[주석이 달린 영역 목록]
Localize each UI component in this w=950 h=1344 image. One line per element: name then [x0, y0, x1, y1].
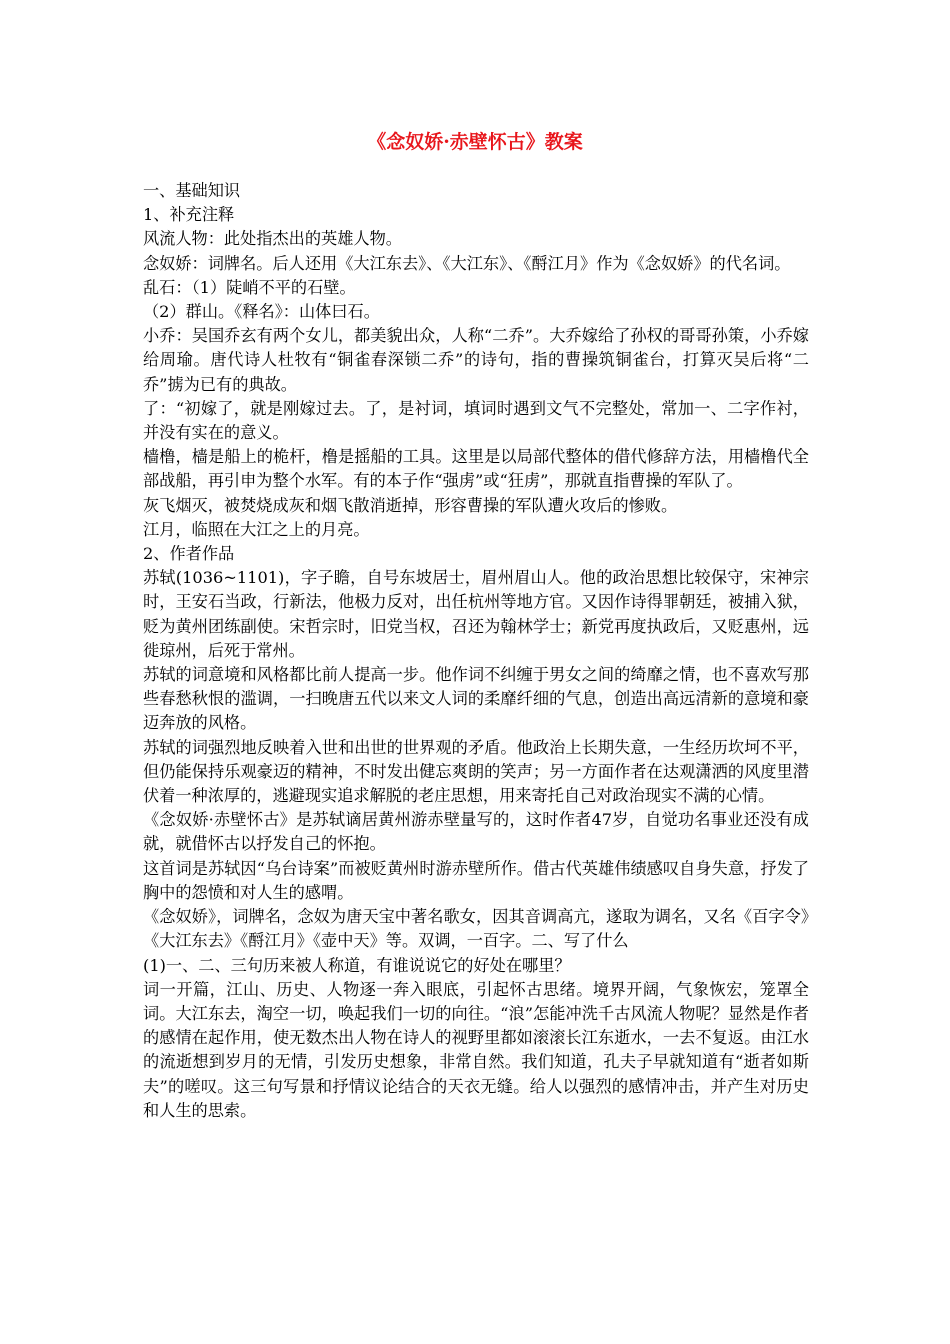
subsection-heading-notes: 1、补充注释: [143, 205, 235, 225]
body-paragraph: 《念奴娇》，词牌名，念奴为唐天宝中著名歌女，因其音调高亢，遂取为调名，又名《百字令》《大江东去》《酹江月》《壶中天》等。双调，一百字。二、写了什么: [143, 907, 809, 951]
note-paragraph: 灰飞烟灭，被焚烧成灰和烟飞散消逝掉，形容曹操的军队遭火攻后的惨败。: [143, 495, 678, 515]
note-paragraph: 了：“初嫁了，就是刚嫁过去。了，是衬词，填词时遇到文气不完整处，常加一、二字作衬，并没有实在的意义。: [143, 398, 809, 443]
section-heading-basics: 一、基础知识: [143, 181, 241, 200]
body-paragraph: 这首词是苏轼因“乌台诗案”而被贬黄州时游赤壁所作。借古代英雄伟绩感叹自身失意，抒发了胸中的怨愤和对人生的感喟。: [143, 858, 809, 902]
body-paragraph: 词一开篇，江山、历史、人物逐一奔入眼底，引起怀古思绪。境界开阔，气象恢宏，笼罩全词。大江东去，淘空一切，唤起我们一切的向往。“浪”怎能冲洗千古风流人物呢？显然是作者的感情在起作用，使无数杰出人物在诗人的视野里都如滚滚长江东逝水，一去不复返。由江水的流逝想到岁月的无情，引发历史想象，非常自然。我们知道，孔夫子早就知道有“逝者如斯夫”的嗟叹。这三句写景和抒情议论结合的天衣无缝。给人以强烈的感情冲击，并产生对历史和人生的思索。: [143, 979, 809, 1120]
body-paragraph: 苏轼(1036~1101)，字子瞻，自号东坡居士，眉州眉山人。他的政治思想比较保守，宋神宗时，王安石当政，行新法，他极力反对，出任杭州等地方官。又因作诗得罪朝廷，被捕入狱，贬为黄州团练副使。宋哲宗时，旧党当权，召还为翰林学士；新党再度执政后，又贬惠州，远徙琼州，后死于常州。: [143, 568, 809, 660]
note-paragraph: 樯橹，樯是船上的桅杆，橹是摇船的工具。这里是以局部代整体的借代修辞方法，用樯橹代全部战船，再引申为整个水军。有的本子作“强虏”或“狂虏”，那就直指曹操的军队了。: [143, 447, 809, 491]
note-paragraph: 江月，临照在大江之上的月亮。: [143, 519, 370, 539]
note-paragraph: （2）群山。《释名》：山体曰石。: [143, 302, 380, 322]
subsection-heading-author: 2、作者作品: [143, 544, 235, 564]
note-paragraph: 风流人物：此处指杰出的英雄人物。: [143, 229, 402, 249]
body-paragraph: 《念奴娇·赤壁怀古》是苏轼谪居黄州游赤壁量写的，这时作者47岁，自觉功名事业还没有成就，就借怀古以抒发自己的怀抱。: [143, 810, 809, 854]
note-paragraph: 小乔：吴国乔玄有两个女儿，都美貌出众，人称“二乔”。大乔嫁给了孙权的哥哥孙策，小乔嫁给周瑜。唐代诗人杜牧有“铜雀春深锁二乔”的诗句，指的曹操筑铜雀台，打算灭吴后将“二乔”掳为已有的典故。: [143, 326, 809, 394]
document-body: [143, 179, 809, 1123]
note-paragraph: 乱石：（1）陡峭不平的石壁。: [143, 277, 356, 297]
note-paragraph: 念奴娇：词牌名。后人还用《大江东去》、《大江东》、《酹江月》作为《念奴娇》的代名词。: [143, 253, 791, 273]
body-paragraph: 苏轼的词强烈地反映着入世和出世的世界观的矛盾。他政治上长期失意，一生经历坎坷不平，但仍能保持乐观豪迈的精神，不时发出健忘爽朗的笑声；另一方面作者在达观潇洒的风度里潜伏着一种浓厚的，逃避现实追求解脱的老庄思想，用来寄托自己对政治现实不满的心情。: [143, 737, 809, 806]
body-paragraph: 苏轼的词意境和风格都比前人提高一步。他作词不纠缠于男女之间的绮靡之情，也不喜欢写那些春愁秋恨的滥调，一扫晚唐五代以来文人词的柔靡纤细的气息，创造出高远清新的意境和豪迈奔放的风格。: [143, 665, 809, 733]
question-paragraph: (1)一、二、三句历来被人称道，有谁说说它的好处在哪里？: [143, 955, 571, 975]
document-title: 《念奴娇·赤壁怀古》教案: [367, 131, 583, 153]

할 일
위의 줄들을 한 글자도 바꾸지 말고 다시 쓰세요. 그림은 답에 넣지 마세요.

답
Localize each UI component in this w=950 h=1344 image. One line per element: name then [x0, y0, x1, y1].
subsection-heading-notes: 1、补充注释: [143, 205, 235, 225]
body-paragraph: 《念奴娇》，词牌名，念奴为唐天宝中著名歌女，因其音调高亢，遂取为调名，又名《百字令》《大江东去》《酹江月》《壶中天》等。双调，一百字。二、写了什么: [143, 907, 809, 951]
note-paragraph: 灰飞烟灭，被焚烧成灰和烟飞散消逝掉，形容曹操的军队遭火攻后的惨败。: [143, 495, 678, 515]
note-paragraph: 了：“初嫁了，就是刚嫁过去。了，是衬词，填词时遇到文气不完整处，常加一、二字作衬，并没有实在的意义。: [143, 398, 809, 443]
section-heading-basics: 一、基础知识: [143, 181, 241, 200]
body-paragraph: 这首词是苏轼因“乌台诗案”而被贬黄州时游赤壁所作。借古代英雄伟绩感叹自身失意，抒发了胸中的怨愤和对人生的感喟。: [143, 858, 809, 902]
body-paragraph: 词一开篇，江山、历史、人物逐一奔入眼底，引起怀古思绪。境界开阔，气象恢宏，笼罩全词。大江东去，淘空一切，唤起我们一切的向往。“浪”怎能冲洗千古风流人物呢？显然是作者的感情在起作用，使无数杰出人物在诗人的视野里都如滚滚长江东逝水，一去不复返。由江水的流逝想到岁月的无情，引发历史想象，非常自然。我们知道，孔夫子早就知道有“逝者如斯夫”的嗟叹。这三句写景和抒情议论结合的天衣无缝。给人以强烈的感情冲击，并产生对历史和人生的思索。: [143, 979, 809, 1120]
body-paragraph: 苏轼(1036~1101)，字子瞻，自号东坡居士，眉州眉山人。他的政治思想比较保守，宋神宗时，王安石当政，行新法，他极力反对，出任杭州等地方官。又因作诗得罪朝廷，被捕入狱，贬为黄州团练副使。宋哲宗时，旧党当权，召还为翰林学士；新党再度执政后，又贬惠州，远徙琼州，后死于常州。: [143, 568, 809, 660]
note-paragraph: 樯橹，樯是船上的桅杆，橹是摇船的工具。这里是以局部代整体的借代修辞方法，用樯橹代全部战船，再引申为整个水军。有的本子作“强虏”或“狂虏”，那就直指曹操的军队了。: [143, 447, 809, 491]
note-paragraph: 江月，临照在大江之上的月亮。: [143, 519, 370, 539]
note-paragraph: （2）群山。《释名》：山体曰石。: [143, 302, 380, 322]
subsection-heading-author: 2、作者作品: [143, 544, 235, 564]
note-paragraph: 风流人物：此处指杰出的英雄人物。: [143, 229, 402, 249]
body-paragraph: 《念奴娇·赤壁怀古》是苏轼谪居黄州游赤壁量写的，这时作者47岁，自觉功名事业还没有成就，就借怀古以抒发自己的怀抱。: [143, 810, 809, 854]
note-paragraph: 小乔：吴国乔玄有两个女儿，都美貌出众，人称“二乔”。大乔嫁给了孙权的哥哥孙策，小乔嫁给周瑜。唐代诗人杜牧有“铜雀春深锁二乔”的诗句，指的曹操筑铜雀台，打算灭吴后将“二乔”掳为已有的典故。: [143, 326, 809, 394]
document-body: [143, 179, 809, 1123]
note-paragraph: 乱石：（1）陡峭不平的石壁。: [143, 277, 356, 297]
note-paragraph: 念奴娇：词牌名。后人还用《大江东去》、《大江东》、《酹江月》作为《念奴娇》的代名词。: [143, 253, 791, 273]
body-paragraph: 苏轼的词强烈地反映着入世和出世的世界观的矛盾。他政治上长期失意，一生经历坎坷不平，但仍能保持乐观豪迈的精神，不时发出健忘爽朗的笑声；另一方面作者在达观潇洒的风度里潜伏着一种浓厚的，逃避现实追求解脱的老庄思想，用来寄托自己对政治现实不满的心情。: [143, 737, 809, 806]
body-paragraph: 苏轼的词意境和风格都比前人提高一步。他作词不纠缠于男女之间的绮靡之情，也不喜欢写那些春愁秋恨的滥调，一扫晚唐五代以来文人词的柔靡纤细的气息，创造出高远清新的意境和豪迈奔放的风格。: [143, 665, 809, 733]
question-paragraph: (1)一、二、三句历来被人称道，有谁说说它的好处在哪里？: [143, 955, 571, 975]
document-title: 《念奴娇·赤壁怀古》教案: [367, 131, 583, 153]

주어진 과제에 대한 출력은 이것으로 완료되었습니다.